__Data provided__
......

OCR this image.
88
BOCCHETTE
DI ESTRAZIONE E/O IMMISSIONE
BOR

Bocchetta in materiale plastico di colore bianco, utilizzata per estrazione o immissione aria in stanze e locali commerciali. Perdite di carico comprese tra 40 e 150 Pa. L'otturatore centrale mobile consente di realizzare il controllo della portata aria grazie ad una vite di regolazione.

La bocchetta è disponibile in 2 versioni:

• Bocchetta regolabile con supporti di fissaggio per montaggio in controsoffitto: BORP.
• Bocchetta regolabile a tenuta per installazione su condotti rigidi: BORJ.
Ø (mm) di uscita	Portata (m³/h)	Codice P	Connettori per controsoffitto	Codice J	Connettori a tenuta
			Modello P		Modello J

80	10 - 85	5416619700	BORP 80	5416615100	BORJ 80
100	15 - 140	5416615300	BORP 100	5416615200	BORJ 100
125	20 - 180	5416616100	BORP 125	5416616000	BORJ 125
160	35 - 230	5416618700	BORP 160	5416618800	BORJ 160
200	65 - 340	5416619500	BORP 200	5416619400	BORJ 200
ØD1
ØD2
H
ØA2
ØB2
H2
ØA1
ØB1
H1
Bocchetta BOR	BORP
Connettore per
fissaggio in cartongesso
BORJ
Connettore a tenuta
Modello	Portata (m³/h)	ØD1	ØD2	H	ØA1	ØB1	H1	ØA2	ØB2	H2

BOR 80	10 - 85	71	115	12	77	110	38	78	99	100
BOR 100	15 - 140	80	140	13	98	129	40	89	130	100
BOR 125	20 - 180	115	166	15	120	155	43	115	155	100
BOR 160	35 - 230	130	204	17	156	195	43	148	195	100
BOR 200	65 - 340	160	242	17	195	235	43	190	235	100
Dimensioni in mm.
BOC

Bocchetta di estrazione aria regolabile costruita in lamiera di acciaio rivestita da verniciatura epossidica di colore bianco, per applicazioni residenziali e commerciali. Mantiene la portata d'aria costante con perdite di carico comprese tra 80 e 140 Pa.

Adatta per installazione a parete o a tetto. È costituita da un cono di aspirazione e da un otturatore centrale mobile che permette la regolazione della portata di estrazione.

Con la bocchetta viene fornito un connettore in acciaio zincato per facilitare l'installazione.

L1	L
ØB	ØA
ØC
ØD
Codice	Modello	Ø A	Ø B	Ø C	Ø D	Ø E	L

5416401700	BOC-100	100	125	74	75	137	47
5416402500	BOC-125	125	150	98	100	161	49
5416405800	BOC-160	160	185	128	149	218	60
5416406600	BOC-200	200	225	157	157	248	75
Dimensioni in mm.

......

__The task__
Copy out each record from above, exactly.

__Solution__
OCR this image.
88
BOCCHETTE
DI ESTRAZIONE E/O IMMISSIONE
BOR

Bocchetta in materiale plastico di colore bianco, utilizzata per estrazione o immissione aria in stanze e locali commerciali. Perdite di carico comprese tra 40 e 150 Pa. L'otturatore centrale mobile consente di realizzare il controllo della portata aria grazie ad una vite di regolazione.

La bocchetta è disponibile in 2 versioni:

• Bocchetta regolabile con supporti di fissaggio per montaggio in controsoffitto: BORP.
• Bocchetta regolabile a tenuta per installazione su condotti rigidi: BORJ.
Ø (mm) di uscita	Portata (m³/h)	Codice P	Connettori per controsoffitto	Codice J	Connettori a tenuta
			Modello P		Modello J

80	10 - 85	5416619700	BORP 80	5416615100	BORJ 80
100	15 - 140	5416615300	BORP 100	5416615200	BORJ 100
125	20 - 180	5416616100	BORP 125	5416616000	BORJ 125
160	35 - 230	5416618700	BORP 160	5416618800	BORJ 160
200	65 - 340	5416619500	BORP 200	5416619400	BORJ 200
ØD1
ØD2
H
ØA2
ØB2
H2
ØA1
ØB1
H1
Bocchetta BOR	BORP
Connettore per
fissaggio in cartongesso
BORJ
Connettore a tenuta
Modello	Portata (m³/h)	ØD1	ØD2	H	ØA1	ØB1	H1	ØA2	ØB2	H2

BOR 80	10 - 85	71	115	12	77	110	38	78	99	100
BOR 100	15 - 140	80	140	13	98	129	40	89	130	100
BOR 125	20 - 180	115	166	15	120	155	43	115	155	100
BOR 160	35 - 230	130	204	17	156	195	43	148	195	100
BOR 200	65 - 340	160	242	17	195	235	43	190	235	100
Dimensioni in mm.
BOC

Bocchetta di estrazione aria regolabile costruita in lamiera di acciaio rivestita da verniciatura epossidica di colore bianco, per applicazioni residenziali e commerciali. Mantiene la portata d'aria costante con perdite di carico comprese tra 80 e 140 Pa.

Adatta per installazione a parete o a tetto. È costituita da un cono di aspirazione e da un otturatore centrale mobile che permette la regolazione della portata di estrazione.

Con la bocchetta viene fornito un connettore in acciaio zincato per facilitare l'installazione.

L1	L
ØB	ØA
ØC
ØD
Codice	Modello	Ø A	Ø B	Ø C	Ø D	Ø E	L

5416401700	BOC-100	100	125	74	75	137	47
5416402500	BOC-125	125	150	98	100	161	49
5416405800	BOC-160	160	185	128	149	218	60
5416406600	BOC-200	200	225	157	157	248	75
Dimensioni in mm.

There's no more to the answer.